## Directions for this task:
Give the number of lines in the data below where the word "medicines" appears, and nothing besides.

[Document page data]
----------

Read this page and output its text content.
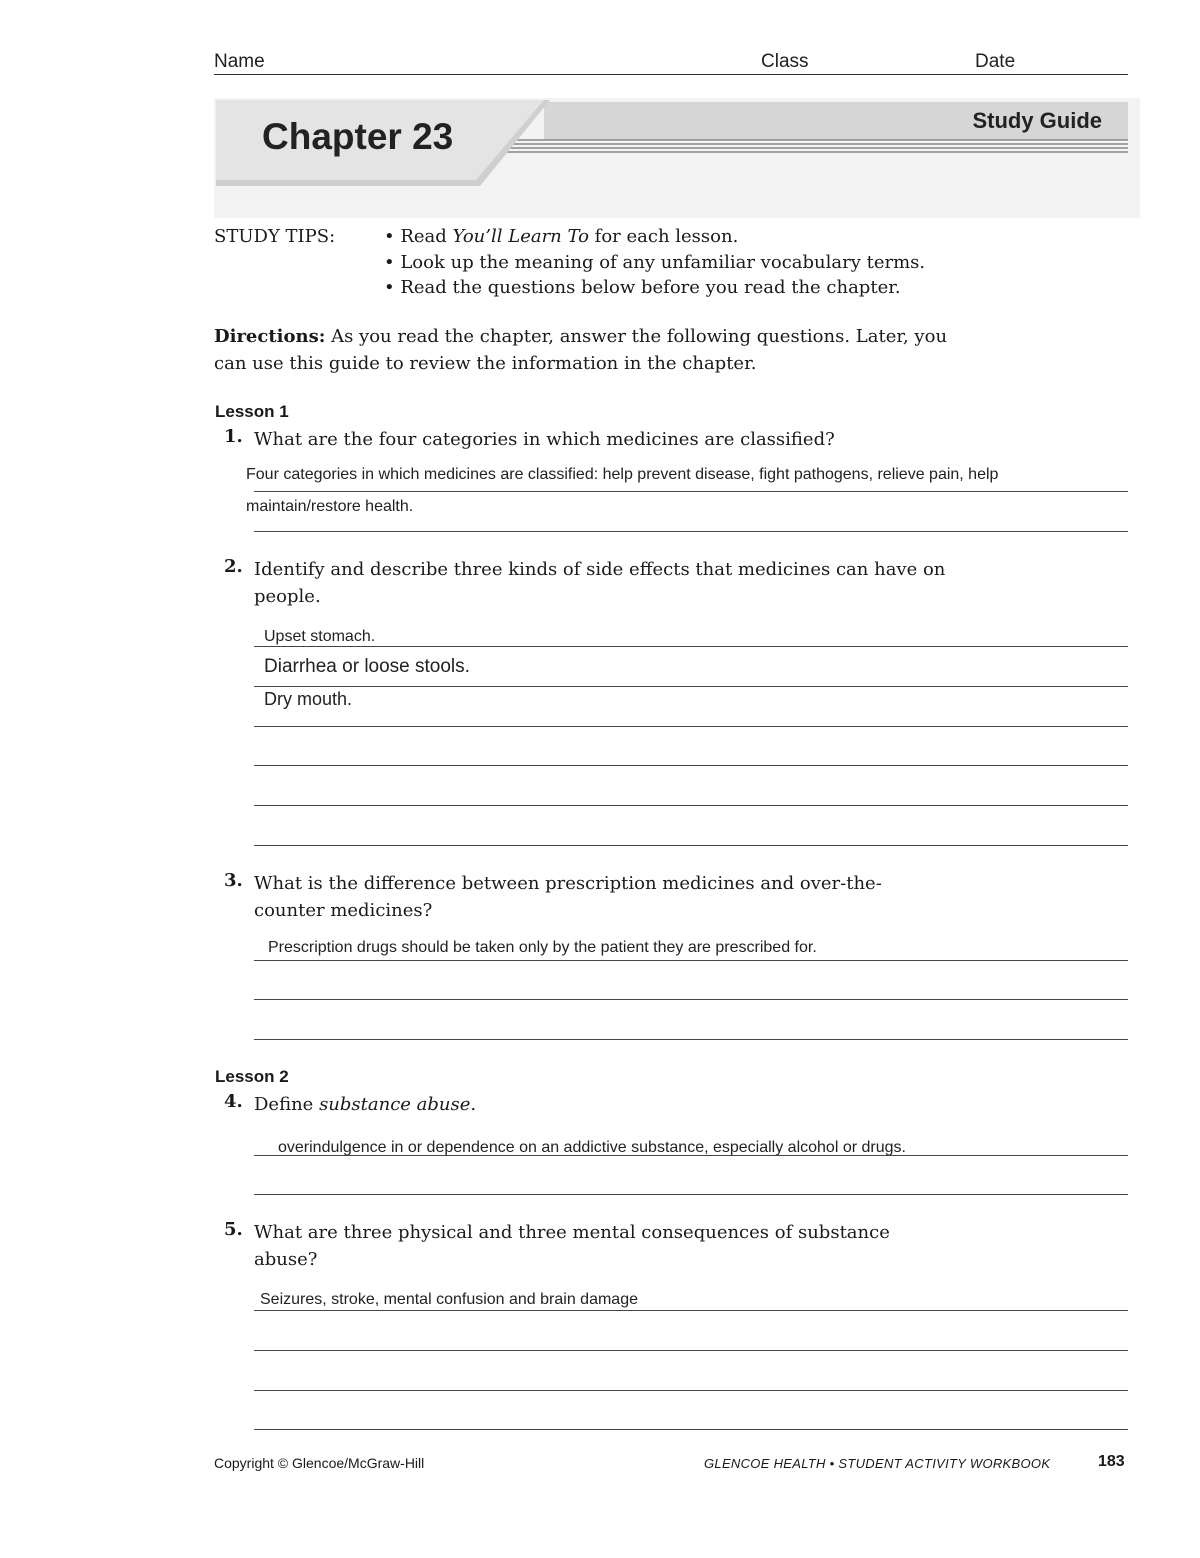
Name	Class	Date
Chapter 23	Study Guide
STUDY TIPS:	• Read You’ll Learn To for each lesson.
• Look up the meaning of any unfamiliar vocabulary terms.
• Read the questions below before you read the chapter.
Directions: As you read the chapter, answer the following questions. Later, you can use this guide to review the information in the chapter.
Lesson 1
1. What are the four categories in which medicines are classified?
Four categories in which medicines are classified: help prevent disease, fight pathogens, relieve pain, help
maintain/restore health.
2. Identify and describe three kinds of side effects that medicines can have on people.
Upset stomach.
Diarrhea or loose stools.
Dry mouth.
3. What is the difference between prescription medicines and over-the-counter medicines?
Prescription drugs should be taken only by the patient they are prescribed for.
Lesson 2
4. Define substance abuse.
overindulgence in or dependence on an addictive substance, especially alcohol or drugs.
5. What are three physical and three mental consequences of substance abuse?
Seizures, stroke, mental confusion and brain damage
Copyright © Glencoe/McGraw-Hill	GLENCOE HEALTH • STUDENT ACTIVITY WORKBOOK	183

----------

## Answer space:
4